## TEXT TO READ
How was the weather? I was there a few Novembers ago and while the temperatures were mild, the sun was still brutally hot.


----------



## MB1 (Jan 27, 2004)

Death Valley is a fantastic place to ride or hike (for about 4 months a year).

Great report and photography.

I love the trees.... :yikes:


----------



## m_s (Nov 20, 2007)

Awesome. I am very jealous, not the least bit because as I type this my face and fingers are painfully thawing from the morning commute.


----------



## MarkS (Feb 3, 2004)

Ridgetop said:


> To make matters worse, my Garmin 705 GPS handlebar holder decided to break (cheap plastic as a warning to any of you other Garmin users broke) and the tab that held it in place decided to release. So, my 705 shattered onto the concrete. Ouch! :mad2:


I lost my Garmin 305 the same way. Given the cost of a Garmin, the company really should invest a few more cents in a better handlebar mount.

On March 1, 2003, I attempted the Death Valley Double Century -- I turned back a Scotty's Castle when I realized that I did not have 200 miles in my legs. I did do about 135 miles that day. I really enjoyed the ride and the scenery. I always have wanted to go back again and your pictures really make me regret that I have no done so.

If you ever ride again in Maryland, remind me not to take you anywhere near Camp David.  When the President is in residence, the Secret Service closes certain roads in the vicinity on the place. Several years ago, a group of us were riding and encountered one of the closed road gates. Half of the group decided to ignore it; we law abiding types took a detour. The lawbreakers did not get too far before some Secret Service agents jumped out of the woods and scared them straight. I'm just happy that I did not have to bail them out of jail.


----------



## JCavilia (Sep 12, 2005)

*Gorgeous photos; thanks*

If one admires the desert, Death Valley is one of the most spectacular places on earth. I camped there in winter once (daytime 70's, frost in the morning) and spent a few days in the summer (124 degrees -- very impressive).

I like the shadow pic. If it were me and my friends, I'd make a big print to frame and hang on the wall.

Were the ravens around? I always enjoyed their antics.


----------



## Ridgetop (Mar 1, 2005)

## TASKS AND EXERCISES
- 1) Decide whether each statement below agrees with the forum thread about Death Valley. For each one, answer yes or no and quote the words from the thread that decide it.
(a) MarkS says that on the day of the Death Valley Double Century attempt, the ride covered about 135 miles.
(b) The Garmin that MarkS lost was a 705.
(c) JCavilia reports daytime temperatures of 124 degrees during a winter camping trip in Death Valley.
- 2) Reproduce the forum thread about Death Valley from "Death Valley is a" up to and including "the morning commute.".

## RECORDED DATA
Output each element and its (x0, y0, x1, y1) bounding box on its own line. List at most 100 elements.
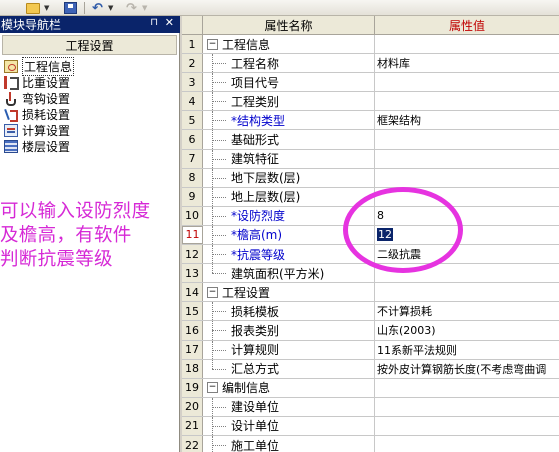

## COMPLETE ANSWERS
- 1)
(a) Yes: "I did do about 135 miles that day."
(b) No: "I lost my Garmin 305 the same way."
(c) No: "I camped there in winter once (daytime 70's, frost in the morning) and spent a few days in the summer (124 degrees -- very impressive)."

- 2)
Death Valley is a fantastic place to ride or hike (for about 4 months a year).

Great report and photography.

I love the trees.... :yikes:


----------



## m_s (Nov 20, 2007)

Awesome. I am very jealous, not the least bit because as I type this my face and fingers are painfully thawing from the morning commute.